What the task requires :: For the data that follows, state how many lines hold the string "Inclusion", giving the number by itself.

Stored items from a collection:
#####
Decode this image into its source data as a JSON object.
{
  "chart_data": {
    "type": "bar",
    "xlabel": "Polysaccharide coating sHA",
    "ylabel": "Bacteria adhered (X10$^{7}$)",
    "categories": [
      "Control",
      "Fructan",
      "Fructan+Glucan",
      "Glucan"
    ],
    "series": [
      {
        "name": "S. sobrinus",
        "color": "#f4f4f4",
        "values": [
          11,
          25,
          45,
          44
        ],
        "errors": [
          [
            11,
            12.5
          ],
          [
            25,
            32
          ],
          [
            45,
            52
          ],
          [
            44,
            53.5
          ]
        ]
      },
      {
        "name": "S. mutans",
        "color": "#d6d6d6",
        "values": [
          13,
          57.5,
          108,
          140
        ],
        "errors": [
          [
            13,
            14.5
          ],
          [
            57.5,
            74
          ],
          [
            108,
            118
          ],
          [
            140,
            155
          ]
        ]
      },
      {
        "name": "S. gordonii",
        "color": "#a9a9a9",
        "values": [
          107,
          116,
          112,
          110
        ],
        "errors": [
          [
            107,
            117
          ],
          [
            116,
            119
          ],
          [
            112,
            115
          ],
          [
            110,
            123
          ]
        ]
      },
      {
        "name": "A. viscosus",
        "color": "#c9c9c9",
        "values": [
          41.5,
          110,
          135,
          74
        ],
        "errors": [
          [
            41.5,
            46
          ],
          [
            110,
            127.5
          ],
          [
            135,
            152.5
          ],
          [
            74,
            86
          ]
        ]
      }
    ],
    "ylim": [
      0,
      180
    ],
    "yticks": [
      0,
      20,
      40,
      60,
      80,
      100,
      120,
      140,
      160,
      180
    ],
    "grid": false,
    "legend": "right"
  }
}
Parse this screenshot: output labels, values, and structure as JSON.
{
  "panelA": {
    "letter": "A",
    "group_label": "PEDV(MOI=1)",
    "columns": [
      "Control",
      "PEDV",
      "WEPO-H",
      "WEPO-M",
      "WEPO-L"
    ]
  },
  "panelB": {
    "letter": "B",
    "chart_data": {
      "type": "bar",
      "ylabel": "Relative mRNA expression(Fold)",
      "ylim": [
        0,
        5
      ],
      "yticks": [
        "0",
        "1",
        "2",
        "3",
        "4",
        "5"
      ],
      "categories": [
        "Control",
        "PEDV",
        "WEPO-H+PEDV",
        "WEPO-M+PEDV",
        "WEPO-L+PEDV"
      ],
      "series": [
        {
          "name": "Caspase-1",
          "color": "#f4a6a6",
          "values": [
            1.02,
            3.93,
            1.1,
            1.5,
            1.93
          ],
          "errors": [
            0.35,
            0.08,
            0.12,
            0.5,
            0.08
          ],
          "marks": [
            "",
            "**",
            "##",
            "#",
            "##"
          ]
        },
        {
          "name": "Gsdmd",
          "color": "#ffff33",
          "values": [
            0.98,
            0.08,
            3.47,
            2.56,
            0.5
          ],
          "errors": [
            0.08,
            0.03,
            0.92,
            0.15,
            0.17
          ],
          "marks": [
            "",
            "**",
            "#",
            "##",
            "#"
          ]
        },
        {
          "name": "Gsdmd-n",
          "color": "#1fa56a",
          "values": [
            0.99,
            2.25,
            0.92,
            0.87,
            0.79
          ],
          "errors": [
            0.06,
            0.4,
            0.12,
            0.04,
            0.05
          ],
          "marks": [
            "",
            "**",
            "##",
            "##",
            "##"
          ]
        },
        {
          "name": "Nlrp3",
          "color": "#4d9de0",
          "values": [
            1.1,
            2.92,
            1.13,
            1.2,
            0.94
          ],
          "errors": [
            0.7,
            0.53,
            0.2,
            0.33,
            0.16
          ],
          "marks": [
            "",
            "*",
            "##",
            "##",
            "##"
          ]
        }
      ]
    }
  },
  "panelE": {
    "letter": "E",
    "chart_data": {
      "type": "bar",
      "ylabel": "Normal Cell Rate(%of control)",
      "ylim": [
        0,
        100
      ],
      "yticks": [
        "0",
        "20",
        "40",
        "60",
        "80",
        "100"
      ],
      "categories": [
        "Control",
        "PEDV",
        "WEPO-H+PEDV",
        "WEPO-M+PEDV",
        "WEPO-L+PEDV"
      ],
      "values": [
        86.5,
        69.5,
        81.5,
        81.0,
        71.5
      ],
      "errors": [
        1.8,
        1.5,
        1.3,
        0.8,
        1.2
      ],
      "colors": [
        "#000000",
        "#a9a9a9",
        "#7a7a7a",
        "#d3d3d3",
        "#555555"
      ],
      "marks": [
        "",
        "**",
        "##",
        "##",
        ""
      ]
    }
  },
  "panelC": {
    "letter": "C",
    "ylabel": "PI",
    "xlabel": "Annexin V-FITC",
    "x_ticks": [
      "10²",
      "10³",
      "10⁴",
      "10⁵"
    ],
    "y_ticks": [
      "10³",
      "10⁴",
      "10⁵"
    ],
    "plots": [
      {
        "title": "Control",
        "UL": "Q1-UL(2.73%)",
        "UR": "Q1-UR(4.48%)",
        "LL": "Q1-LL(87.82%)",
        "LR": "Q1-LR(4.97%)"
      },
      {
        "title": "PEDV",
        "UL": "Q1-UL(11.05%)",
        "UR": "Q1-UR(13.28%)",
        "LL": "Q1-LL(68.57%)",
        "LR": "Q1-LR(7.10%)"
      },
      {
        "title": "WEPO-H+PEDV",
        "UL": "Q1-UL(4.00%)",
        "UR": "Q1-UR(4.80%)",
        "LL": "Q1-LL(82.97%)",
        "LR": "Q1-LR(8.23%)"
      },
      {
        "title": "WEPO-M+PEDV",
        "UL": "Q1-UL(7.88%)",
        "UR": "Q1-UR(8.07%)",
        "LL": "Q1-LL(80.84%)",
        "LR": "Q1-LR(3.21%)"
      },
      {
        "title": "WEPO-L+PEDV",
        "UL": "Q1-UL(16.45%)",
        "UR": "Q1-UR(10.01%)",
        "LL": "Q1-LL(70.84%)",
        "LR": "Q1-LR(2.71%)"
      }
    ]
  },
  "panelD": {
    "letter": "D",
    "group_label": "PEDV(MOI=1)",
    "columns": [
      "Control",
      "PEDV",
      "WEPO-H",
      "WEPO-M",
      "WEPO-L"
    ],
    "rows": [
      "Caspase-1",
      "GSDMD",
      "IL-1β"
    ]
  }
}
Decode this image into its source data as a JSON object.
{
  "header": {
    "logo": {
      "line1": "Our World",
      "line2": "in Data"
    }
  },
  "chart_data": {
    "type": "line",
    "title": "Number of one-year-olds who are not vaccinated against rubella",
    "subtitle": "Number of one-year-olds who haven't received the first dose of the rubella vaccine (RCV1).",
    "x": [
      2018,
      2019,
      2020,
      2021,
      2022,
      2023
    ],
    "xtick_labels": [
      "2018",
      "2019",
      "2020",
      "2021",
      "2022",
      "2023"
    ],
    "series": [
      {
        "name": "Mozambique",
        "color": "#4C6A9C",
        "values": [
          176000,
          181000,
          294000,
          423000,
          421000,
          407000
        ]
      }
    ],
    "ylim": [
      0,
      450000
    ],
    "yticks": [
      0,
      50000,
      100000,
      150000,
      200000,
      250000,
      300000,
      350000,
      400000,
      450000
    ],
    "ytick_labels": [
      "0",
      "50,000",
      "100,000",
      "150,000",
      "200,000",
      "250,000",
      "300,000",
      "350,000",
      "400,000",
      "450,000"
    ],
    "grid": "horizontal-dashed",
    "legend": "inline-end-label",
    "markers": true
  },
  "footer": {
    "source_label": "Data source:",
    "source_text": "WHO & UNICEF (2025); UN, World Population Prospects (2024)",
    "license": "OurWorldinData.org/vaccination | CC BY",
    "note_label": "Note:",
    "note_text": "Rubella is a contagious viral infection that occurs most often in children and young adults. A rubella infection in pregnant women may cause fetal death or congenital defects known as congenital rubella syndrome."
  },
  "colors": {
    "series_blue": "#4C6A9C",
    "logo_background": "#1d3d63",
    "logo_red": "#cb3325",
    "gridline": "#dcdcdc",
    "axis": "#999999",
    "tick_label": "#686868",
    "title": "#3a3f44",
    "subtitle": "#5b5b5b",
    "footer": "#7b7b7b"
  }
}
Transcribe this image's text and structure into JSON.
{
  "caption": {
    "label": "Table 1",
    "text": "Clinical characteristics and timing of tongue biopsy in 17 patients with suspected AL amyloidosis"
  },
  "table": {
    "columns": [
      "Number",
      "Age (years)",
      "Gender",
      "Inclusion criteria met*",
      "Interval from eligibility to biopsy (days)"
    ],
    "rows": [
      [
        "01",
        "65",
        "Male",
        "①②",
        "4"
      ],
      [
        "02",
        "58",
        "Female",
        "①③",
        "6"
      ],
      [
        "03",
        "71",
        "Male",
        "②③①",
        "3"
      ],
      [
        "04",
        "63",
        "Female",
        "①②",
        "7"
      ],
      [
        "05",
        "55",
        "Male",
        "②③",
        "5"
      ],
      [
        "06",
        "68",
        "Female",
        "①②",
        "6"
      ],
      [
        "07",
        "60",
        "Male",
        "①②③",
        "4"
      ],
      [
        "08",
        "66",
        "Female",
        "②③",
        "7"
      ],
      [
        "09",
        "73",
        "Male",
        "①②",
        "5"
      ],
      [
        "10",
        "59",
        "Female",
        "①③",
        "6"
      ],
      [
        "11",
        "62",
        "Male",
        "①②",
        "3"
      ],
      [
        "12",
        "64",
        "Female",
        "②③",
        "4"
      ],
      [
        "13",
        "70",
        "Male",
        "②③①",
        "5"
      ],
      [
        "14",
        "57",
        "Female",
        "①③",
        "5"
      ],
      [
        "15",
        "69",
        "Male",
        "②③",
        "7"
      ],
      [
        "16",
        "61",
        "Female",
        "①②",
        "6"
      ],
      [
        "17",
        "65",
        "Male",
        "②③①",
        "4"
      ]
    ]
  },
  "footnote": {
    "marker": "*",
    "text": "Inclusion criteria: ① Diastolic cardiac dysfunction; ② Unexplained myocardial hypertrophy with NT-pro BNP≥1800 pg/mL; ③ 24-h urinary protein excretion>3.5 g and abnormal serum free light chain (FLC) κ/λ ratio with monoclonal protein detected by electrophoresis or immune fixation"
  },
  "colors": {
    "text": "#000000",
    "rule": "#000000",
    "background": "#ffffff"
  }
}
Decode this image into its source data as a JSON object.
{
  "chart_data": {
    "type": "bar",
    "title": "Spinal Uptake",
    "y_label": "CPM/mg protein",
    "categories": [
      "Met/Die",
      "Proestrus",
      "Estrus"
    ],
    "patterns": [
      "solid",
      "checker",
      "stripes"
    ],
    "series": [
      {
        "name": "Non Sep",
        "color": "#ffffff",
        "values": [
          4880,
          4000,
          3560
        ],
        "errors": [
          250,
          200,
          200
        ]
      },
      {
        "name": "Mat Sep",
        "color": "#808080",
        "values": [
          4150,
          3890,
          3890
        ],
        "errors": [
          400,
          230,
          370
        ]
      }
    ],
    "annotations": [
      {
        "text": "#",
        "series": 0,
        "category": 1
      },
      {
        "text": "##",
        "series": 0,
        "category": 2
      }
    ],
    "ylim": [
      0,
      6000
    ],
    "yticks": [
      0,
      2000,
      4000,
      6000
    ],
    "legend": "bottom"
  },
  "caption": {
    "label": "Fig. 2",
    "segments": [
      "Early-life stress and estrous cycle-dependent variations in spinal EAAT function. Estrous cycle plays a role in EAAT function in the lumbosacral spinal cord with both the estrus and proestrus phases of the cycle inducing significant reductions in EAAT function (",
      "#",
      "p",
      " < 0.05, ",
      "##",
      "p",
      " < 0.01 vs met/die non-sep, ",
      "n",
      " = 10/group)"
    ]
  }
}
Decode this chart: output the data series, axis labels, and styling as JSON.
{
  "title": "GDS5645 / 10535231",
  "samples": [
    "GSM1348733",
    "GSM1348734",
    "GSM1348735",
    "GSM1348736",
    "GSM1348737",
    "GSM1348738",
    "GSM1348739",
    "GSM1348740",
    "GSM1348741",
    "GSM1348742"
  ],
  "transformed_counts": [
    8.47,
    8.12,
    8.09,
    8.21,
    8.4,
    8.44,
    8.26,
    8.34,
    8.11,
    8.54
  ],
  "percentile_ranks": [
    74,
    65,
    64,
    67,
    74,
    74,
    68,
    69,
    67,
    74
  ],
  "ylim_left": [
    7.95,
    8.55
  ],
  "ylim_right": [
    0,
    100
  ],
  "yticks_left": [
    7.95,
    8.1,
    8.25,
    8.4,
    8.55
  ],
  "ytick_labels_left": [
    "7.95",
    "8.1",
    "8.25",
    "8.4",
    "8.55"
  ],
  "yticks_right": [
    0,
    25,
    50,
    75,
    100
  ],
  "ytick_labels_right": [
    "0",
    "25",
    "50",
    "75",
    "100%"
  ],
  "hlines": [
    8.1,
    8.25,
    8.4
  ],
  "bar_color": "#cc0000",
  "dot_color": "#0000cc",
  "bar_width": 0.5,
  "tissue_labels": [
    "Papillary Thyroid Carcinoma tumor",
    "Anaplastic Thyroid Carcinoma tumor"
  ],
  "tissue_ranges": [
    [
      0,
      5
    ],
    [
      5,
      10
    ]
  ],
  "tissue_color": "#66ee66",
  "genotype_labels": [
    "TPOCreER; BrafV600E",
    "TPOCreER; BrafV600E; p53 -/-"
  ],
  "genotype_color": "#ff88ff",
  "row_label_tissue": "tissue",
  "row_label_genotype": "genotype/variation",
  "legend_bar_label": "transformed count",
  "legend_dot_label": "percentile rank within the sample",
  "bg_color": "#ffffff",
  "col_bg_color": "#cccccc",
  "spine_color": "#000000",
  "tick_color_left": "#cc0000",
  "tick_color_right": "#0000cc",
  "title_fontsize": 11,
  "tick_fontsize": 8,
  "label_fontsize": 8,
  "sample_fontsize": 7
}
#####
Result :: 2